*INSTRUCTIONS TO FOLLOW*
Among the lines below, count those containing the word "growth". Give the number only.

----------

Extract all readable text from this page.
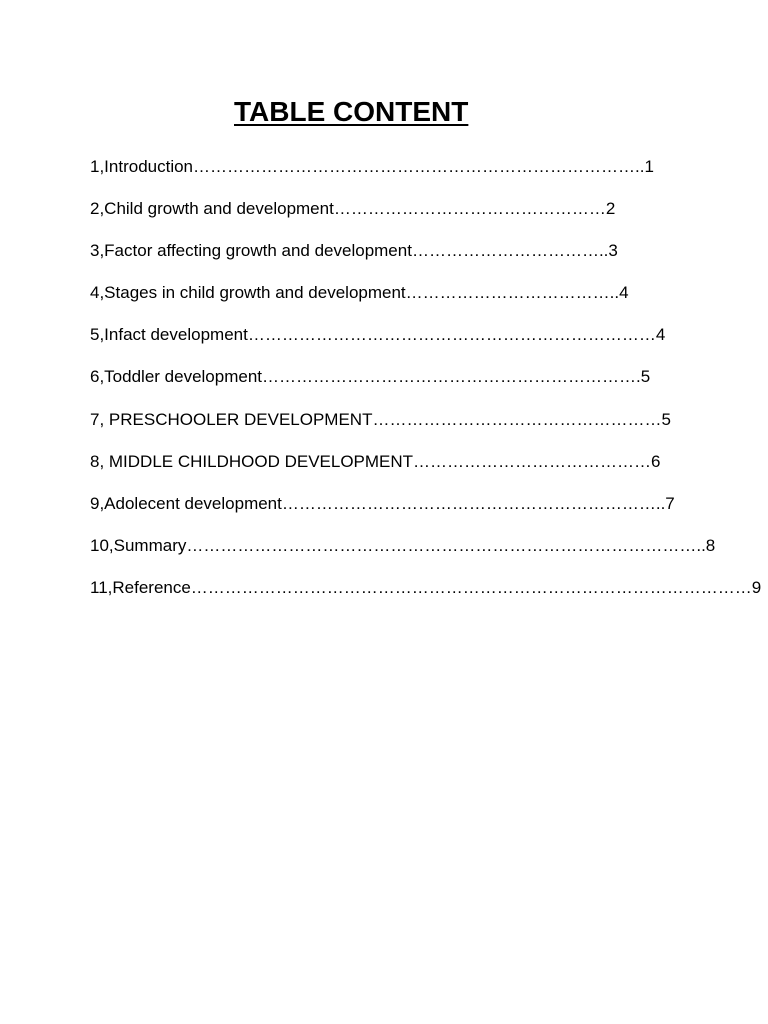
TABLE CONTENT
1,Introduction……………………………………………………………………..1
2,Child growth and development…………………………………………2
3,Factor affecting growth and development……………………………..3
4,Stages in child growth and development………………………………..4
5,Infact development………………………………………………………………4
6,Toddler development………………………………………………………….5
7, PRESCHOOLER DEVELOPMENT……………………………………………5
8, MIDDLE CHILDHOOD DEVELOPMENT……………………………………6
9,Adolecent development…………………………………………………………..7
10,Summary………………………………………………………………………………..8
11,Reference………………………………………………………………………………………9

----------

*EXERCISE RESULT*
3